## TASKS
(a) In the president's message below, by how much did consolidated operating income grow year on year in the fiscal year ended March 31, 2015?
(b) Continue the president's message below, picking up right after its final sentence.
*** PAGE EXTRACT ***
Message from the President

We aim to enhance corporate value
still further by taking on new fields of
business, continuing to increase profits,
and augmenting shareholder returns.

Takashi Tanaka
August 2015

01. Ending the Second Year toward our Medium-Term Targets

KDDI is positioning the three-year period from the fiscal year ended March 31, 2014, to the fiscal year ending March 31, 2016, as a time of "full-scale income growth." As such, we have set the medium-term management target of achieving "double-digit growth in consolidated operating income."

The fiscal year ended March 31, 2015, was the second year for this medium-term management target, and during this time we concentrated on sustaining "au momentum" in the domestic mobile business. Furthermore, based on a policy of "targeting the next growth stage," we made steady inroads on new initiatives, such as launching "au WALLET" and commencing "telecommunications business in Myanmar".

On the performance front, an increase in mobile communications revenues and lower sales commissions absorbed higher up-front costs to invest in new businesses. As a result, consolidated operating income grew 11.8% year on year, to ¥741.3 billion, for our second consecutive year of doubledigit growth.

Reversal in au ARPU and Favorable au Net Additions for the Year

Our medium-term management target of achieving sustainable income growth hinges on increasing mobile communications revenues in the Personal Services segment, which accounts for more than 70% of consolidated operating revenues. During the first year of our medium-term management targets, the fiscal year ended March 31, 2014, the net increase in subscriber numbers was favorable, but au average revenue per unit (ARPU) trended downward for the fiscal year as a whole. Looking ahead to changes in the market environment, we made a commitment to turn au ARPU around in the fiscal year ended March 31, 2015.

Our introduction of the "Unlimited Voice & Tiered Data" rate plan, which had not been included in our initial expectations, caused revenues to drop, but a rise in the smartphone penetration rate led to robust increases in data ARPU. In addition, by controlling the amount of the "Maitsuki Discount (Monthly Discount)," we succeeded in turning around au ARPU for the fiscal year. As of March 31, 2015, KDDI's smartphone penetration rate was 54% (50% if limited to LTE). Going forward, we expect this rate to rise to more than 70%, commensurate with levels in the United States and South Korea.

Also, au net additions were favorable from the start of the fiscal year, and fourth-quarter results were particularly solid. During that three months, we recorded net additions of 1.1 million, bringing total net additions for the year to 2.96 million, up 5.1% from the fiscal year ended March 31, 2014.
*** DATA EXTRACT ***
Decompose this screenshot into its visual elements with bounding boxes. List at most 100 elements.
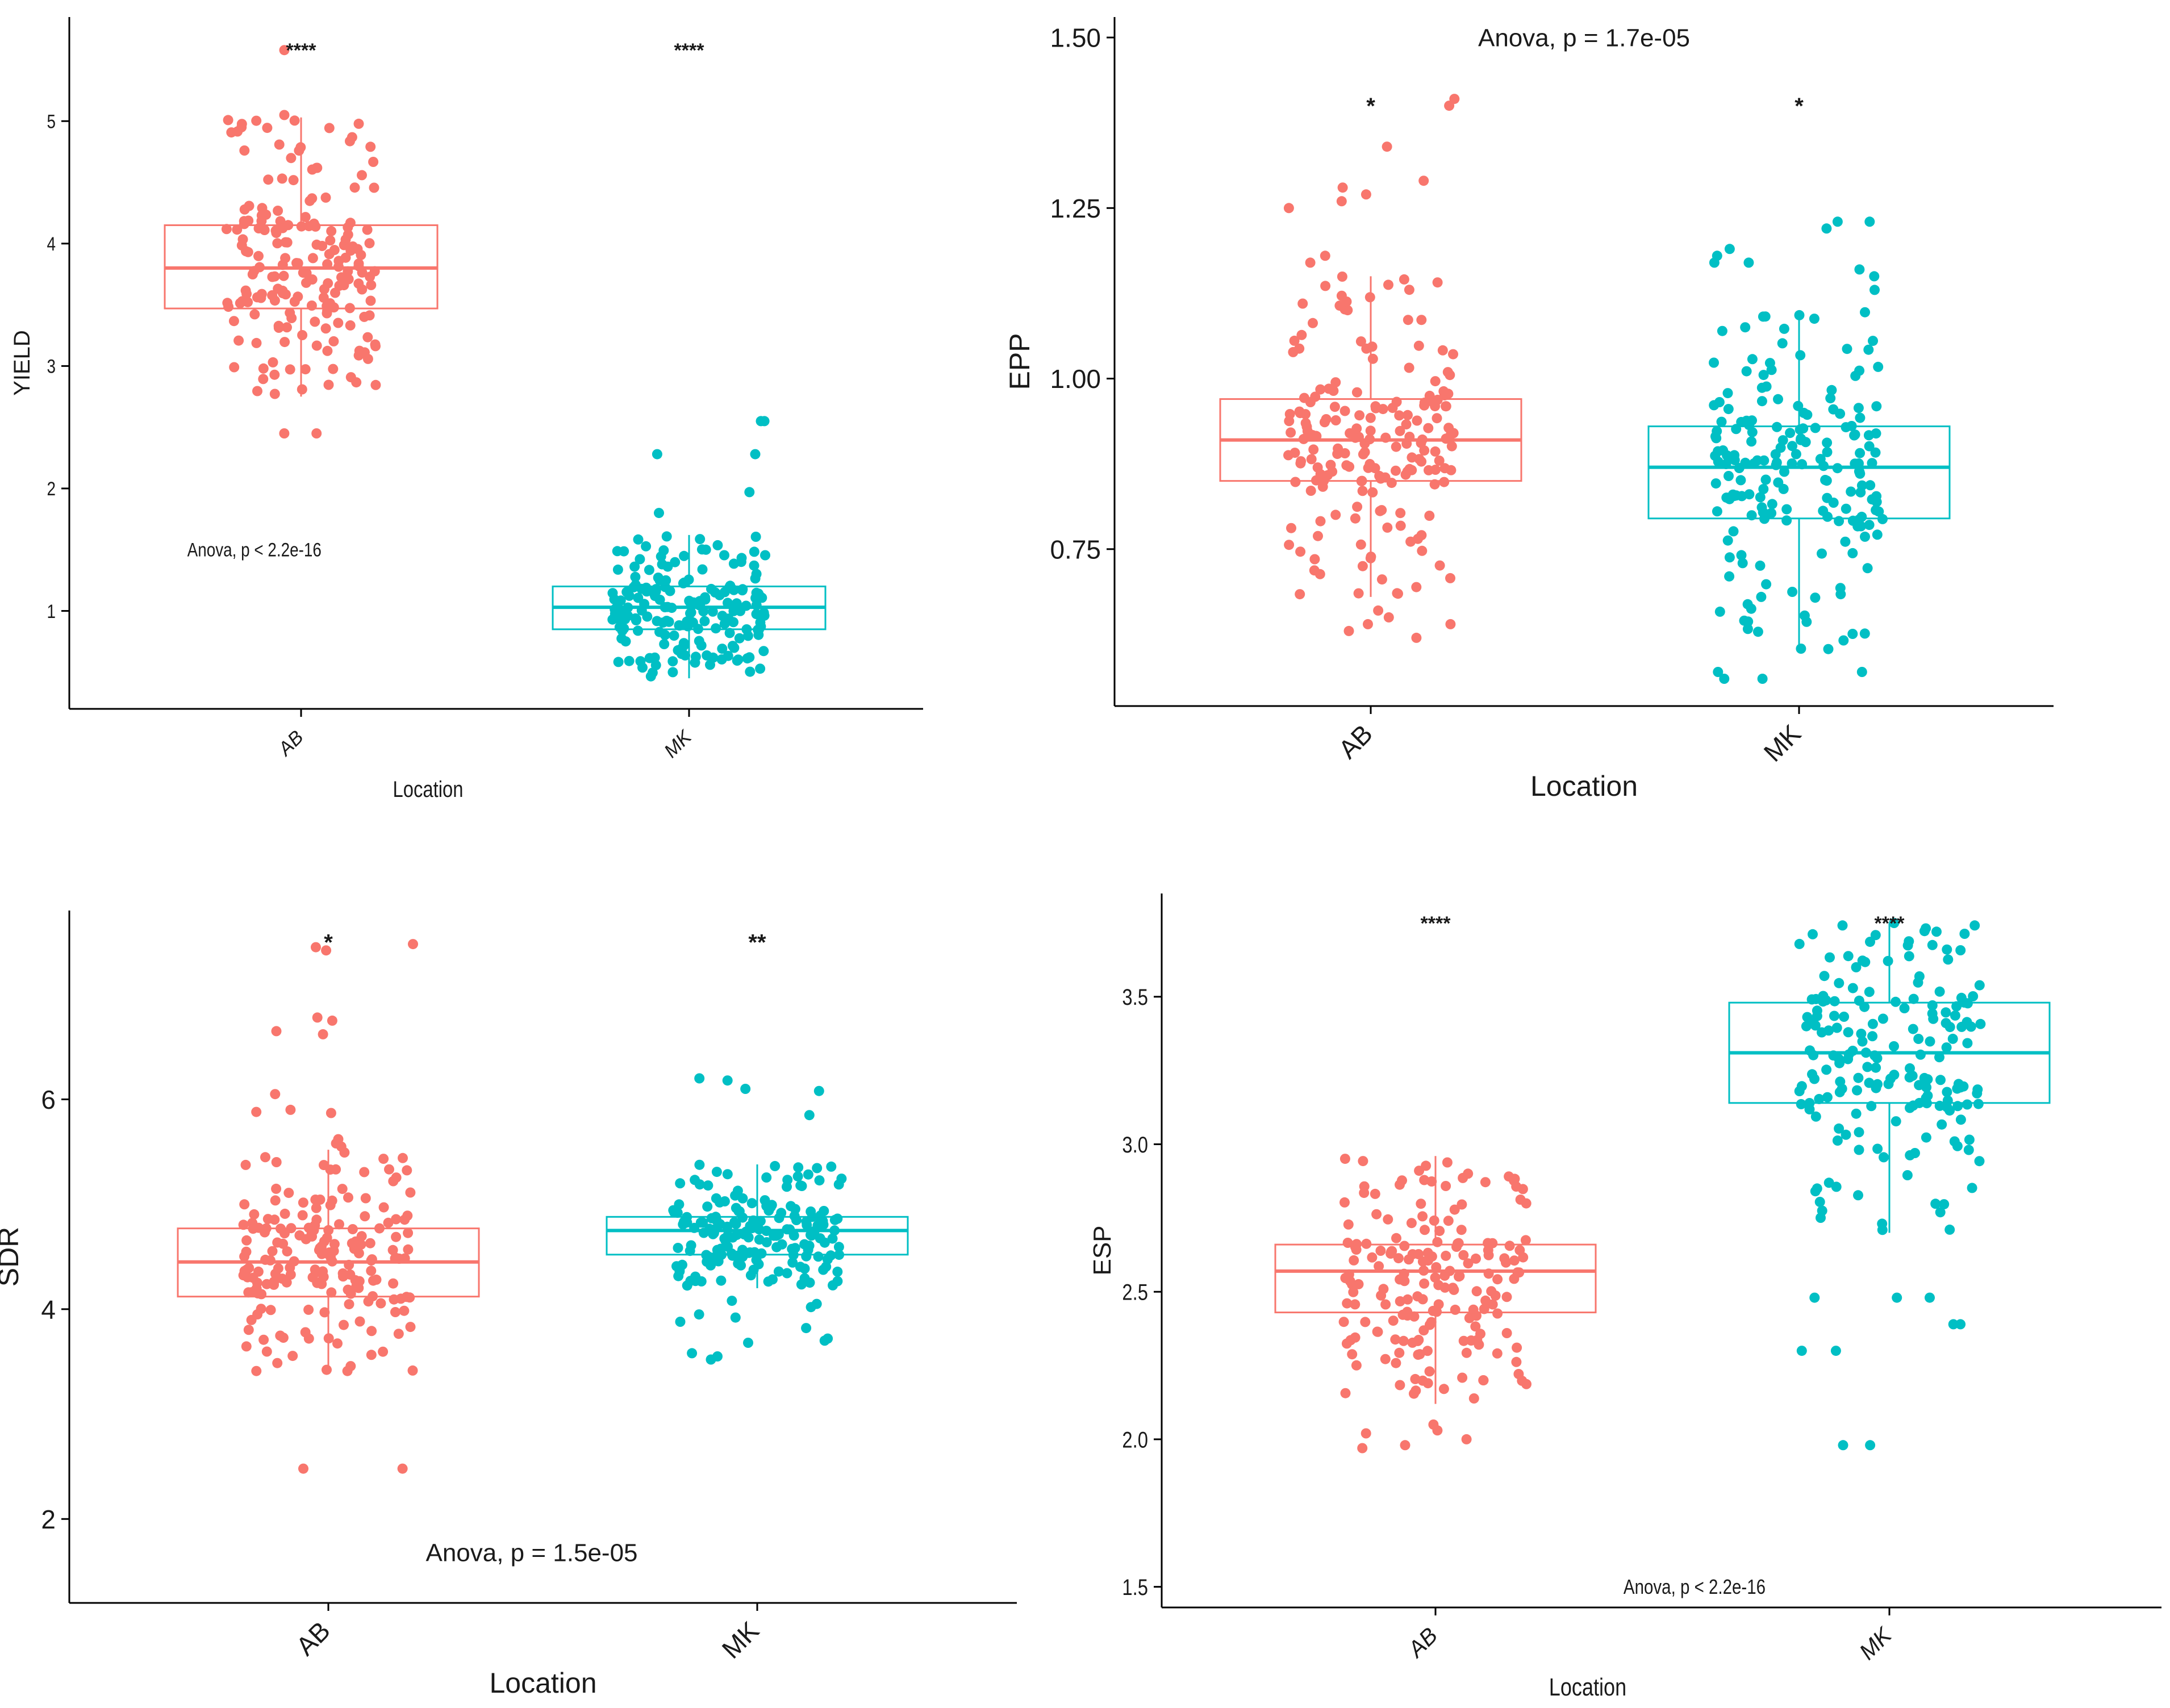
***
## ANSWERS
(a) It grew 11.8% year on year, to ¥741.3 billion.

(b)
A Changing Environment for the Communications Industry

The Japanese communications market experienced a number of major changes in the fiscal year ended March 31, 2015.

First, NTT East and NTT West announced a shift to wholesaling fiber access service. Our competitors began offering discounts on bundled sets of mobile and fixed-line services.

Second was the announcement of new government guidelines on removing the subscriber identity module (SIM) lock on devices sold from May 2015.

The third change was the expansion of the mobile virtual network operator (MVNO) market. As we expect new companies to continue entering this market, in September 2014 we established KDDI VALUE ENABLER CORPORATION (KVE), which will work with partners interested in developing their mobile businesses. In promoting the MVNO business, KVE will provide business partners with access to au's high-quality network. By helping to develop and invigorate the MVNO market, KVE will generate revenues for the KDDI Group and increase the number of people who use smart devices.

Maintaining and Augmenting Mobile Competitiveness

In the fiscal year ended March 31, 2015, stock market participants voiced two major concerns for KDDI.

The first was the renewal of stiff sales competition among the three major mobile communications companies that commenced in the fourth quarter of the fiscal year ended March 31, 2014. The second concern was about a potential downturn in au momentum now that competitors have also begun offering discounts on bundled sets of mobile and fixed-line services.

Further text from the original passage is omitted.